• Directive:
Return the records, each one exactly as written.
-- BEGIN --
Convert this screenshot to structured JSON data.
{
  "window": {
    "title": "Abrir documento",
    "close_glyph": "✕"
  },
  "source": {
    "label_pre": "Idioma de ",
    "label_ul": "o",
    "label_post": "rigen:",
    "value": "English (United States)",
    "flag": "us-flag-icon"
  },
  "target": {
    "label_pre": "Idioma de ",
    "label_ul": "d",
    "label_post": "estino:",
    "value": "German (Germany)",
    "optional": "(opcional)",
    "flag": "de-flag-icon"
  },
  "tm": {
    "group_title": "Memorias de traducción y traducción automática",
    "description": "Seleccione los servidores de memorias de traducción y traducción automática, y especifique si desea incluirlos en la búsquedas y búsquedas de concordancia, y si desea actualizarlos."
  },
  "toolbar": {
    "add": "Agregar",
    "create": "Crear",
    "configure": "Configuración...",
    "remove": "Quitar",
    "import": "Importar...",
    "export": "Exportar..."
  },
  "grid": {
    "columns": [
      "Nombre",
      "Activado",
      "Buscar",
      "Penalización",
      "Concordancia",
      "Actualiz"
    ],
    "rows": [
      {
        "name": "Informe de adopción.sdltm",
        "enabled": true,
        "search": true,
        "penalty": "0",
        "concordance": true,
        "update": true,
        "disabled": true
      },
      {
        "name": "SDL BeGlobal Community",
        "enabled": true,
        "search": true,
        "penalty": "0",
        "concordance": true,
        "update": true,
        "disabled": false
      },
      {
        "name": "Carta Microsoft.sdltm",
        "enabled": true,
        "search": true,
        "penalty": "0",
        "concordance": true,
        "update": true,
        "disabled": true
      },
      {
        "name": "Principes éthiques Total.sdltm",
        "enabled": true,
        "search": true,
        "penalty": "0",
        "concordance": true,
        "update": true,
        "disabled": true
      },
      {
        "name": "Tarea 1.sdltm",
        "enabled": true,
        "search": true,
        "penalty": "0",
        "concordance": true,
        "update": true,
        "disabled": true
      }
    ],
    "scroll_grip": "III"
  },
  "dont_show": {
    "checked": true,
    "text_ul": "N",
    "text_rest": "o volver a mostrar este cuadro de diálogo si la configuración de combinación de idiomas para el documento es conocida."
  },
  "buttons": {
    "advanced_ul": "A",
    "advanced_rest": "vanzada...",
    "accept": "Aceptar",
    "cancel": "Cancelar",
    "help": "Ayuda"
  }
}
-- END --
• Written response:
Convert this screenshot to structured JSON data.
{
  "window": {
    "title": "Abrir documento",
    "close_glyph": "✕"
  },
  "source": {
    "label_pre": "Idioma de ",
    "label_ul": "o",
    "label_post": "rigen:",
    "value": "English (United States)",
    "flag": "us-flag-icon"
  },
  "target": {
    "label_pre": "Idioma de ",
    "label_ul": "d",
    "label_post": "estino:",
    "value": "German (Germany)",
    "optional": "(opcional)",
    "flag": "de-flag-icon"
  },
  "tm": {
    "group_title": "Memorias de traducción y traducción automática",
    "description": "Seleccione los servidores de memorias de traducción y traducción automática, y especifique si desea incluirlos en la búsquedas y búsquedas de concordancia, y si desea actualizarlos."
  },
  "toolbar": {
    "add": "Agregar",
    "create": "Crear",
    "configure": "Configuración...",
    "remove": "Quitar",
    "import": "Importar...",
    "export": "Exportar..."
  },
  "grid": {
    "columns": [
      "Nombre",
      "Activado",
      "Buscar",
      "Penalización",
      "Concordancia",
      "Actualiz"
    ],
    "rows": [
      {
        "name": "Informe de adopción.sdltm",
        "enabled": true,
        "search": true,
        "penalty": "0",
        "concordance": true,
        "update": true,
        "disabled": true
      },
      {
        "name": "SDL BeGlobal Community",
        "enabled": true,
        "search": true,
        "penalty": "0",
        "concordance": true,
        "update": true,
        "disabled": false
      },
      {
        "name": "Carta Microsoft.sdltm",
        "enabled": true,
        "search": true,
        "penalty": "0",
        "concordance": true,
        "update": true,
        "disabled": true
      },
      {
        "name": "Principes éthiques Total.sdltm",
        "enabled": true,
        "search": true,
        "penalty": "0",
        "concordance": true,
        "update": true,
        "disabled": true
      },
      {
        "name": "Tarea 1.sdltm",
        "enabled": true,
        "search": true,
        "penalty": "0",
        "concordance": true,
        "update": true,
        "disabled": true
      }
    ],
    "scroll_grip": "III"
  },
  "dont_show": {
    "checked": true,
    "text_ul": "N",
    "text_rest": "o volver a mostrar este cuadro de diálogo si la configuración de combinación de idiomas para el documento es conocida."
  },
  "buttons": {
    "advanced_ul": "A",
    "advanced_rest": "vanzada...",
    "accept": "Aceptar",
    "cancel": "Cancelar",
    "help": "Ayuda"
  }
}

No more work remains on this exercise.